### THE PROBLEM
Write out the entire listing below exactly, with the pictures left out.

### DATA SUPPLIED
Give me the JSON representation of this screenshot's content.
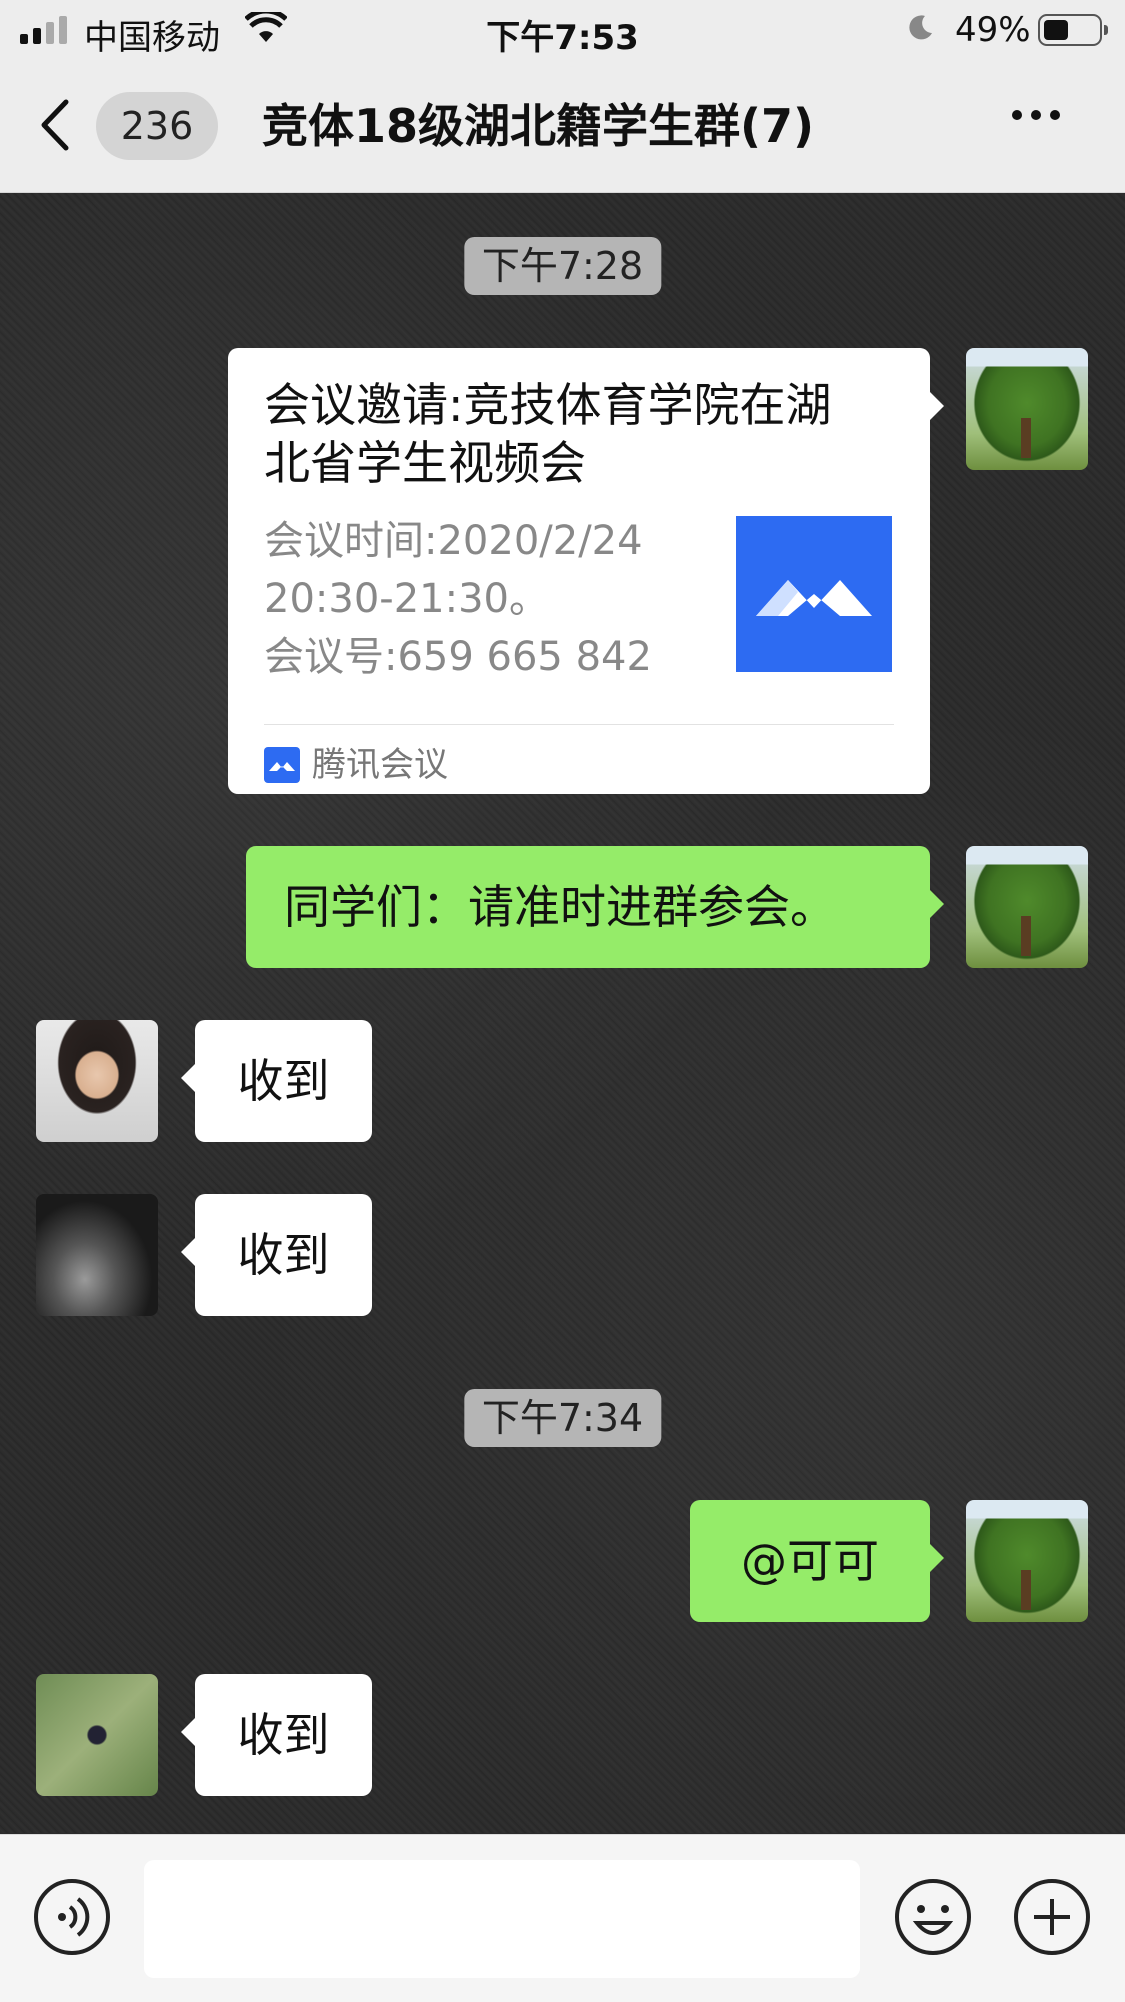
{
  "status_bar": {
    "carrier": "中国移动",
    "time": "下午7:53",
    "battery_percent": "49%",
    "battery_level": 0.49
  },
  "nav": {
    "unread_count": "236",
    "title": "竞体18级湖北籍学生群(7)"
  },
  "chat": {
    "timestamps": [
      "下午7:28",
      "下午7:34"
    ],
    "meeting_card": {
      "title": "会议邀请:竞技体育学院在湖北省学生视频会",
      "time_line1": "会议时间:2020/2/24",
      "time_line2": "20:30-21:30。",
      "meeting_number": "会议号:659 665 842",
      "source": "腾讯会议"
    },
    "messages": [
      {
        "sender": "self",
        "text": "同学们：请准时进群参会。"
      },
      {
        "sender": "other",
        "text": "收到"
      },
      {
        "sender": "other",
        "text": "收到"
      },
      {
        "sender": "self",
        "text": "@可可"
      },
      {
        "sender": "other",
        "text": "收到"
      }
    ]
  },
  "input": {
    "value": "",
    "placeholder": ""
  },
  "icons": {
    "voice": "voice-icon",
    "emoji": "emoji-icon",
    "plus": "plus-icon",
    "back": "back-chevron-icon",
    "more": "more-icon"
  },
  "colors": {
    "self_bubble": "#95ec69",
    "other_bubble": "#ffffff",
    "tencent_meeting_blue": "#2d6bf2"
  }
}
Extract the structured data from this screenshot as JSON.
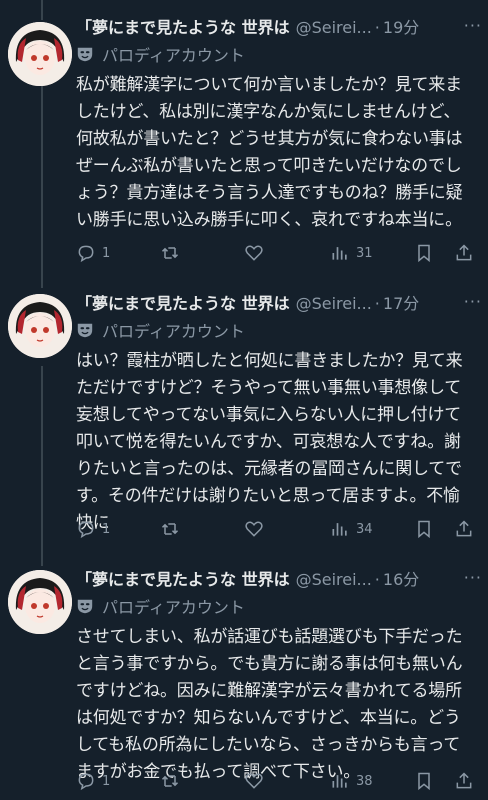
{
  "tweets": [
    {
      "display_name": "「夢にまで見たような 世界は",
      "handle": "@Seirei...",
      "separator": "·",
      "time": "19分",
      "label": "パロディアカウント",
      "text": "私が難解漢字について何か言いましたか？見て来ましたけど、私は別に漢字なんか気にしませんけど、何故私が書いたと？どうせ其方が気に食わない事はぜーんぶ私が書いたと思って叩きたいだけなのでしょう？貴方達はそう言う人達ですものね？勝手に疑い勝手に思い込み勝手に叩く、哀れですね本当に。",
      "replies": "1",
      "views": "31"
    },
    {
      "display_name": "「夢にまで見たような 世界は",
      "handle": "@Seirei...",
      "separator": "·",
      "time": "17分",
      "label": "パロディアカウント",
      "text": "はい？霞柱が晒したと何処に書きましたか？見て来ただけですけど？そうやって無い事無い事想像して妄想してやってない事気に入らない人に押し付けて叩いて悦を得たいんですか、可哀想な人ですね。謝りたいと言ったのは、元縁者の冨岡さんに関してです。その件だけは謝りたいと思って居ますよ。不愉快に",
      "replies": "1",
      "views": "34"
    },
    {
      "display_name": "「夢にまで見たような 世界は",
      "handle": "@Seirei...",
      "separator": "·",
      "time": "16分",
      "label": "パロディアカウント",
      "text": "させてしまい、私が話運びも話題選びも下手だったと言う事ですから。でも貴方に謝る事は何も無いんですけどね。因みに難解漢字が云々書かれてる場所は何処ですか？知らないんですけど、本当に。どうしても私の所為にしたいなら、さっきからも言ってますがお金でも払って調べて下さい。",
      "replies": "1",
      "views": "38"
    }
  ],
  "colors": {
    "background": "#15202b",
    "text": "#e7e9ea",
    "muted": "#8b98a5",
    "thread_line": "#38444d"
  }
}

### SOLUTION TO THIS PROBLEM
Give me the JSON representation of this screenshot's content.
{
  "status_bar": {
    "carrier": "中国移动",
    "time": "下午7:53",
    "battery_percent": "49%",
    "battery_level": 0.49
  },
  "nav": {
    "unread_count": "236",
    "title": "竞体18级湖北籍学生群(7)"
  },
  "chat": {
    "timestamps": [
      "下午7:28",
      "下午7:34"
    ],
    "meeting_card": {
      "title": "会议邀请:竞技体育学院在湖北省学生视频会",
      "time_line1": "会议时间:2020/2/24",
      "time_line2": "20:30-21:30。",
      "meeting_number": "会议号:659 665 842",
      "source": "腾讯会议"
    },
    "messages": [
      {
        "sender": "self",
        "text": "同学们：请准时进群参会。"
      },
      {
        "sender": "other",
        "text": "收到"
      },
      {
        "sender": "other",
        "text": "收到"
      },
      {
        "sender": "self",
        "text": "@可可"
      },
      {
        "sender": "other",
        "text": "收到"
      }
    ]
  },
  "input": {
    "value": "",
    "placeholder": ""
  },
  "icons": {
    "voice": "voice-icon",
    "emoji": "emoji-icon",
    "plus": "plus-icon",
    "back": "back-chevron-icon",
    "more": "more-icon"
  },
  "colors": {
    "self_bubble": "#95ec69",
    "other_bubble": "#ffffff",
    "tencent_meeting_blue": "#2d6bf2"
  }
}
Extract the structured data from this screenshot as JSON.
{
  "tweets": [
    {
      "display_name": "「夢にまで見たような 世界は",
      "handle": "@Seirei...",
      "separator": "·",
      "time": "19分",
      "label": "パロディアカウント",
      "text": "私が難解漢字について何か言いましたか？見て来ましたけど、私は別に漢字なんか気にしませんけど、何故私が書いたと？どうせ其方が気に食わない事はぜーんぶ私が書いたと思って叩きたいだけなのでしょう？貴方達はそう言う人達ですものね？勝手に疑い勝手に思い込み勝手に叩く、哀れですね本当に。",
      "replies": "1",
      "views": "31"
    },
    {
      "display_name": "「夢にまで見たような 世界は",
      "handle": "@Seirei...",
      "separator": "·",
      "time": "17分",
      "label": "パロディアカウント",
      "text": "はい？霞柱が晒したと何処に書きましたか？見て来ただけですけど？そうやって無い事無い事想像して妄想してやってない事気に入らない人に押し付けて叩いて悦を得たいんですか、可哀想な人ですね。謝りたいと言ったのは、元縁者の冨岡さんに関してです。その件だけは謝りたいと思って居ますよ。不愉快に",
      "replies": "1",
      "views": "34"
    },
    {
      "display_name": "「夢にまで見たような 世界は",
      "handle": "@Seirei...",
      "separator": "·",
      "time": "16分",
      "label": "パロディアカウント",
      "text": "させてしまい、私が話運びも話題選びも下手だったと言う事ですから。でも貴方に謝る事は何も無いんですけどね。因みに難解漢字が云々書かれてる場所は何処ですか？知らないんですけど、本当に。どうしても私の所為にしたいなら、さっきからも言ってますがお金でも払って調べて下さい。",
      "replies": "1",
      "views": "38"
    }
  ],
  "colors": {
    "background": "#15202b",
    "text": "#e7e9ea",
    "muted": "#8b98a5",
    "thread_line": "#38444d"
  }
}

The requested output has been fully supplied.